BEGIN GIVEN INFORMATION
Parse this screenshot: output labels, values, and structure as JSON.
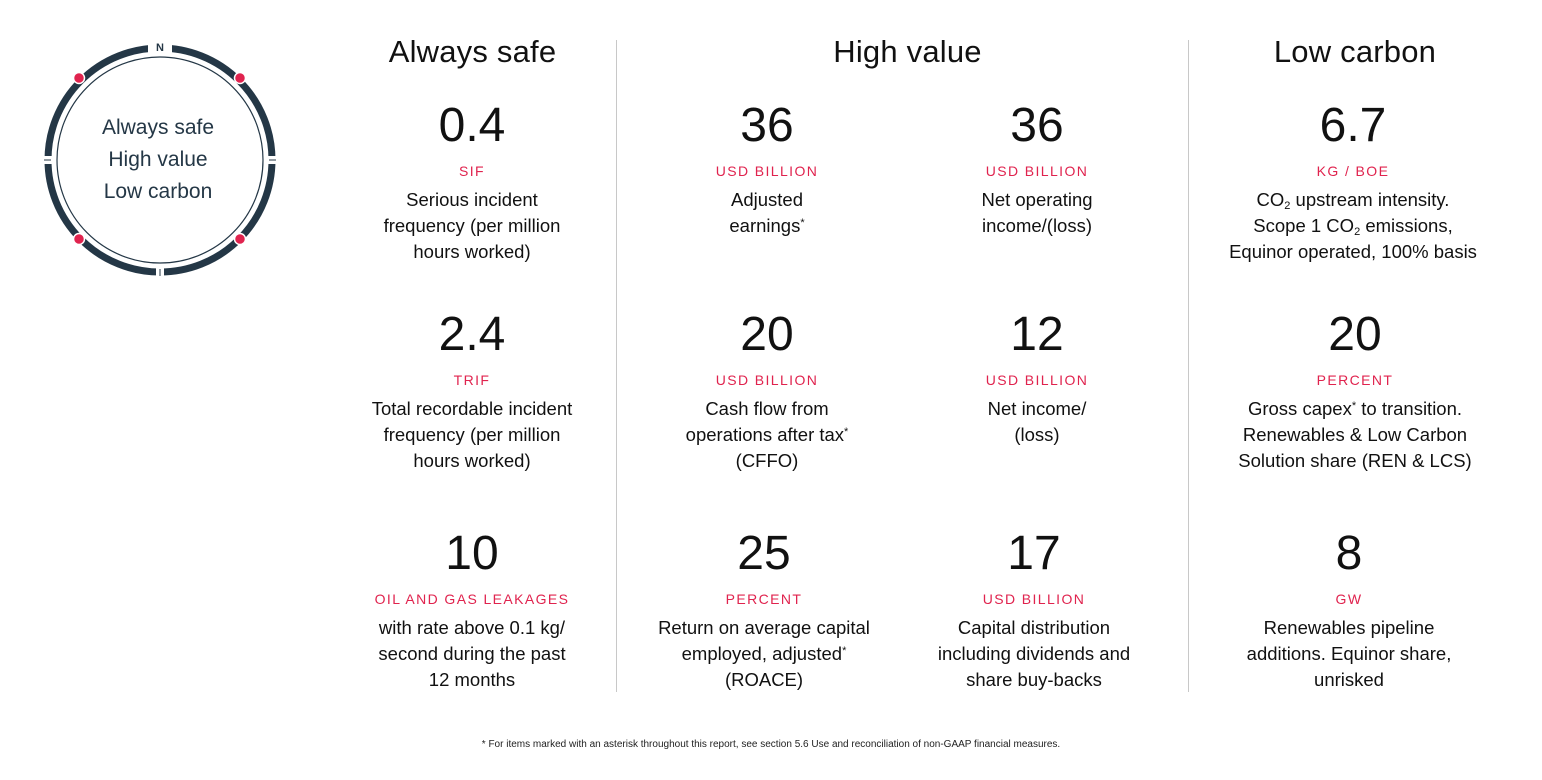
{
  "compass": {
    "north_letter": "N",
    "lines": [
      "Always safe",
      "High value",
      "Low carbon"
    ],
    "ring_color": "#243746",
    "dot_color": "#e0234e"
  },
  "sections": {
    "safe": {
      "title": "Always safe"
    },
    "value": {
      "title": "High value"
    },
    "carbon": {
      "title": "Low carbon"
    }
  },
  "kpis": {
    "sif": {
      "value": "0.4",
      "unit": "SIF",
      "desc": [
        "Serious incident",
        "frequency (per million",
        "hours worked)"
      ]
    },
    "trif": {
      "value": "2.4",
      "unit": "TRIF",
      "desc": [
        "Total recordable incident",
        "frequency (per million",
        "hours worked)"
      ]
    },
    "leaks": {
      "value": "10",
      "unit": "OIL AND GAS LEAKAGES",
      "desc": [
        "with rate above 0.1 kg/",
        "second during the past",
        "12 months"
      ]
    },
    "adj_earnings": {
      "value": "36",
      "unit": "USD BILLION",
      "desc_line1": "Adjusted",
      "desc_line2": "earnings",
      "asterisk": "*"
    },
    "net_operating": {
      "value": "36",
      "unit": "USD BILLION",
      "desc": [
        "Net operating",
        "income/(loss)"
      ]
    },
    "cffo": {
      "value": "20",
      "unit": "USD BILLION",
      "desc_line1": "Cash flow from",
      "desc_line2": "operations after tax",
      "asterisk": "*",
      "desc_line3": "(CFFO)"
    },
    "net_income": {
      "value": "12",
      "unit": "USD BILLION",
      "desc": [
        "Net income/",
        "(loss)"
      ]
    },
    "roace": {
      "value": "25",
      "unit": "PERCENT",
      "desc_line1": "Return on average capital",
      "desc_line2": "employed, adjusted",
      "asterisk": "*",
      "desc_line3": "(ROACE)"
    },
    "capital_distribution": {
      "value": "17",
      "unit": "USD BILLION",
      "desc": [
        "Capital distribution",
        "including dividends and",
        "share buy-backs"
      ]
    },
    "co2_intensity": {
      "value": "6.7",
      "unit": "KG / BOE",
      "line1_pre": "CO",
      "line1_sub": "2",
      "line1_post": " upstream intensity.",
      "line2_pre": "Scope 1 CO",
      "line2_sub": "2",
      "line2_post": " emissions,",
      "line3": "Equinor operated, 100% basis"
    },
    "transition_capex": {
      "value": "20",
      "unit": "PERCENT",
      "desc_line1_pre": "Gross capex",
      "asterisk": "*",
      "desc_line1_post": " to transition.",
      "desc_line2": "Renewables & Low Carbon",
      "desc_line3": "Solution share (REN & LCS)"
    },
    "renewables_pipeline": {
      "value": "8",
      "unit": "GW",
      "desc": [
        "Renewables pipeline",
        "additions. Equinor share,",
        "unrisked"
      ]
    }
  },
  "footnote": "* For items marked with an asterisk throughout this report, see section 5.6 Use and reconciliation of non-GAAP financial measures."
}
END GIVEN INFORMATION
Will you restate every entry word for word and omit the images?

__ANSWER TO THE TASK__
Parse this screenshot: output labels, values, and structure as JSON.
{
  "compass": {
    "north_letter": "N",
    "lines": [
      "Always safe",
      "High value",
      "Low carbon"
    ],
    "ring_color": "#243746",
    "dot_color": "#e0234e"
  },
  "sections": {
    "safe": {
      "title": "Always safe"
    },
    "value": {
      "title": "High value"
    },
    "carbon": {
      "title": "Low carbon"
    }
  },
  "kpis": {
    "sif": {
      "value": "0.4",
      "unit": "SIF",
      "desc": [
        "Serious incident",
        "frequency (per million",
        "hours worked)"
      ]
    },
    "trif": {
      "value": "2.4",
      "unit": "TRIF",
      "desc": [
        "Total recordable incident",
        "frequency (per million",
        "hours worked)"
      ]
    },
    "leaks": {
      "value": "10",
      "unit": "OIL AND GAS LEAKAGES",
      "desc": [
        "with rate above 0.1 kg/",
        "second during the past",
        "12 months"
      ]
    },
    "adj_earnings": {
      "value": "36",
      "unit": "USD BILLION",
      "desc_line1": "Adjusted",
      "desc_line2": "earnings",
      "asterisk": "*"
    },
    "net_operating": {
      "value": "36",
      "unit": "USD BILLION",
      "desc": [
        "Net operating",
        "income/(loss)"
      ]
    },
    "cffo": {
      "value": "20",
      "unit": "USD BILLION",
      "desc_line1": "Cash flow from",
      "desc_line2": "operations after tax",
      "asterisk": "*",
      "desc_line3": "(CFFO)"
    },
    "net_income": {
      "value": "12",
      "unit": "USD BILLION",
      "desc": [
        "Net income/",
        "(loss)"
      ]
    },
    "roace": {
      "value": "25",
      "unit": "PERCENT",
      "desc_line1": "Return on average capital",
      "desc_line2": "employed, adjusted",
      "asterisk": "*",
      "desc_line3": "(ROACE)"
    },
    "capital_distribution": {
      "value": "17",
      "unit": "USD BILLION",
      "desc": [
        "Capital distribution",
        "including dividends and",
        "share buy-backs"
      ]
    },
    "co2_intensity": {
      "value": "6.7",
      "unit": "KG / BOE",
      "line1_pre": "CO",
      "line1_sub": "2",
      "line1_post": " upstream intensity.",
      "line2_pre": "Scope 1 CO",
      "line2_sub": "2",
      "line2_post": " emissions,",
      "line3": "Equinor operated, 100% basis"
    },
    "transition_capex": {
      "value": "20",
      "unit": "PERCENT",
      "desc_line1_pre": "Gross capex",
      "asterisk": "*",
      "desc_line1_post": " to transition.",
      "desc_line2": "Renewables & Low Carbon",
      "desc_line3": "Solution share (REN & LCS)"
    },
    "renewables_pipeline": {
      "value": "8",
      "unit": "GW",
      "desc": [
        "Renewables pipeline",
        "additions. Equinor share,",
        "unrisked"
      ]
    }
  },
  "footnote": "* For items marked with an asterisk throughout this report, see section 5.6 Use and reconciliation of non-GAAP financial measures."
}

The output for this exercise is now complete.